| Stated goal |
Pick out every line that holds the string "name" and copy it.

(Figure record listings)
==================================================
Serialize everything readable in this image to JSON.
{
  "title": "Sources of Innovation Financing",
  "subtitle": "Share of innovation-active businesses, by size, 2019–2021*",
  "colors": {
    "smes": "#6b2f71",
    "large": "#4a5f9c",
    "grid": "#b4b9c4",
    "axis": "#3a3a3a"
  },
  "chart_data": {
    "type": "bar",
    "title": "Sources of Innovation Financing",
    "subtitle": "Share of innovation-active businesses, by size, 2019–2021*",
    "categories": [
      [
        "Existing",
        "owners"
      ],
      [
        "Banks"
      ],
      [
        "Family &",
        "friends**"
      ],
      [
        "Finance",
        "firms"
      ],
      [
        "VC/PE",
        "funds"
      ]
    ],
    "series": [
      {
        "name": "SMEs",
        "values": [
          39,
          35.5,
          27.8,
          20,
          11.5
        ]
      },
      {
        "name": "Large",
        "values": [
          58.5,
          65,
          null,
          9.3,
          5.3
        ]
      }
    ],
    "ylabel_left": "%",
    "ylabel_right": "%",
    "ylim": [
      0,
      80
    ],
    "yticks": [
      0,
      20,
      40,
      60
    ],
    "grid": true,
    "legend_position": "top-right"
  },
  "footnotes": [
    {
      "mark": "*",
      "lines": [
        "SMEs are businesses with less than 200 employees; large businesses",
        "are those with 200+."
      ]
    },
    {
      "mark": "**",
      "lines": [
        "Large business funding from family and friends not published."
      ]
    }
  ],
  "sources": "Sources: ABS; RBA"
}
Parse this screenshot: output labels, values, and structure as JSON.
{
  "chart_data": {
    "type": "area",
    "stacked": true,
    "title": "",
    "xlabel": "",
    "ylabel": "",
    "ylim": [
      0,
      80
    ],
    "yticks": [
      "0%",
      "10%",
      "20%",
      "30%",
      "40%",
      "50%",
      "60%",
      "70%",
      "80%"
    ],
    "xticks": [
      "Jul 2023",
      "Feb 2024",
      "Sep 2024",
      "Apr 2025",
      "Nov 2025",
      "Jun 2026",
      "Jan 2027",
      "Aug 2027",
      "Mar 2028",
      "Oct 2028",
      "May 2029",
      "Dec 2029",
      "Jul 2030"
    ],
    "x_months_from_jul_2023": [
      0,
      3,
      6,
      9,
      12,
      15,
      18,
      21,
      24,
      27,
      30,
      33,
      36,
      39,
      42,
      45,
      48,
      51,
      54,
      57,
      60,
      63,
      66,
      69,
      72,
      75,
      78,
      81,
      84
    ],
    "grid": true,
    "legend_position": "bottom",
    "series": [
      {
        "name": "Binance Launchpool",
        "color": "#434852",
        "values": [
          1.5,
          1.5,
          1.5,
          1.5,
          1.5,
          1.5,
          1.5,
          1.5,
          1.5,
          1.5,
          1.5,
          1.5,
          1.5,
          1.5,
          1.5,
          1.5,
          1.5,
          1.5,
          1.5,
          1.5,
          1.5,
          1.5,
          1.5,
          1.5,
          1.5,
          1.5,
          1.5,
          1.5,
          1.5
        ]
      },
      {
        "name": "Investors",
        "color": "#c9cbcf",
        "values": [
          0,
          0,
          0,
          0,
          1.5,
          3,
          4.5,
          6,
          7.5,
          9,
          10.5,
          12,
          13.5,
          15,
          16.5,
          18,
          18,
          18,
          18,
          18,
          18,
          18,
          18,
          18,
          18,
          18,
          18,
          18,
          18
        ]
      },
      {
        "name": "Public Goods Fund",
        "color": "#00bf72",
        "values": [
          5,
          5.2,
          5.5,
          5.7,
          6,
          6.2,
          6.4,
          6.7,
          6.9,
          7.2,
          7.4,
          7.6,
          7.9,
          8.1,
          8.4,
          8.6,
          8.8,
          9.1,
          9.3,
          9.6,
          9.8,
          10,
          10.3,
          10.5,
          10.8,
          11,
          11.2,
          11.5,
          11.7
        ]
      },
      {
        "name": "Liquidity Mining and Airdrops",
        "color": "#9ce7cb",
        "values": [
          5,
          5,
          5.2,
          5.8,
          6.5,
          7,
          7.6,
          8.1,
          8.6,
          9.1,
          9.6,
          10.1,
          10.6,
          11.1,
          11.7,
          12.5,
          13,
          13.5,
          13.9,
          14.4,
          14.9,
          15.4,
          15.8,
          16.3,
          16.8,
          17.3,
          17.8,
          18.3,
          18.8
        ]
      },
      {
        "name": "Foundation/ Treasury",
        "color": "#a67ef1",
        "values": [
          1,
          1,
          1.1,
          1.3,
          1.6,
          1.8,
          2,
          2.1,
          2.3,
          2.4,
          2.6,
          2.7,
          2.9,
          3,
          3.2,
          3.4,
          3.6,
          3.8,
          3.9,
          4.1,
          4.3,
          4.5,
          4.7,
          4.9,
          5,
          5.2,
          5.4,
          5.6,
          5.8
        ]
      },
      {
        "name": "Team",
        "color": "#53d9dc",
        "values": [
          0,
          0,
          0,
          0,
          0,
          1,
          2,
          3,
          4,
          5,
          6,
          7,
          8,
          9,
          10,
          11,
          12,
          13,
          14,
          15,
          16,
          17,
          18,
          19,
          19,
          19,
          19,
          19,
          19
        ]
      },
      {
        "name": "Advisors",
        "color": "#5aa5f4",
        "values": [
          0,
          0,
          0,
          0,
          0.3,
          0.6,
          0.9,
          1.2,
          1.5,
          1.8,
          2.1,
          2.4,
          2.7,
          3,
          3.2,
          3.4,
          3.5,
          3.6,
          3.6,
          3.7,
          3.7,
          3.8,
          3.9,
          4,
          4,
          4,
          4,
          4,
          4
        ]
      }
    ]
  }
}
==================================================
| Exercise answer |
        "name": "SMEs",
        "name": "Large",
        "name": "Binance Launchpool",
        "name": "Investors",
        "name": "Public Goods Fund",
        "name": "Liquidity Mining and Airdrops",
        "name": "Foundation/ Treasury",
        "name": "Team",
        "name": "Advisors",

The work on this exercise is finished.